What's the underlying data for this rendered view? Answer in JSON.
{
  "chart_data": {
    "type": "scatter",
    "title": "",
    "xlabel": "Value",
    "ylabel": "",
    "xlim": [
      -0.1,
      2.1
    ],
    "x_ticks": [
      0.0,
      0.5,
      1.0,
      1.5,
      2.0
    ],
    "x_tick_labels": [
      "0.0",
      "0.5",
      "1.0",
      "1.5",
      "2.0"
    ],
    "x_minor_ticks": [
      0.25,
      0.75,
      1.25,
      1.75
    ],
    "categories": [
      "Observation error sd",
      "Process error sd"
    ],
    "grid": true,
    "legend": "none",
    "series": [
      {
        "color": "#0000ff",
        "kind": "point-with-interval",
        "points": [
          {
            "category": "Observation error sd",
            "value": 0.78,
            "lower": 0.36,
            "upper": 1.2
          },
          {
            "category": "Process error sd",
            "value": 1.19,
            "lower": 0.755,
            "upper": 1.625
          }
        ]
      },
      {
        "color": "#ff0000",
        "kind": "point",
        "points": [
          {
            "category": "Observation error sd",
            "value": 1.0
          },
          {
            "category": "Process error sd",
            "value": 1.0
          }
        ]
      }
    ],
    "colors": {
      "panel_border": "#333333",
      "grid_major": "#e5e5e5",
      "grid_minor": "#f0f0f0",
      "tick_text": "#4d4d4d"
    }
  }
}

---*---

Work to do
Print all of the data exactly as it was given.

Correct response
What's the underlying data for this rendered view? Answer in JSON.
{
  "chart_data": {
    "type": "scatter",
    "title": "",
    "xlabel": "Value",
    "ylabel": "",
    "xlim": [
      -0.1,
      2.1
    ],
    "x_ticks": [
      0.0,
      0.5,
      1.0,
      1.5,
      2.0
    ],
    "x_tick_labels": [
      "0.0",
      "0.5",
      "1.0",
      "1.5",
      "2.0"
    ],
    "x_minor_ticks": [
      0.25,
      0.75,
      1.25,
      1.75
    ],
    "categories": [
      "Observation error sd",
      "Process error sd"
    ],
    "grid": true,
    "legend": "none",
    "series": [
      {
        "color": "#0000ff",
        "kind": "point-with-interval",
        "points": [
          {
            "category": "Observation error sd",
            "value": 0.78,
            "lower": 0.36,
            "upper": 1.2
          },
          {
            "category": "Process error sd",
            "value": 1.19,
            "lower": 0.755,
            "upper": 1.625
          }
        ]
      },
      {
        "color": "#ff0000",
        "kind": "point",
        "points": [
          {
            "category": "Observation error sd",
            "value": 1.0
          },
          {
            "category": "Process error sd",
            "value": 1.0
          }
        ]
      }
    ],
    "colors": {
      "panel_border": "#333333",
      "grid_major": "#e5e5e5",
      "grid_minor": "#f0f0f0",
      "tick_text": "#4d4d4d"
    }
  }
}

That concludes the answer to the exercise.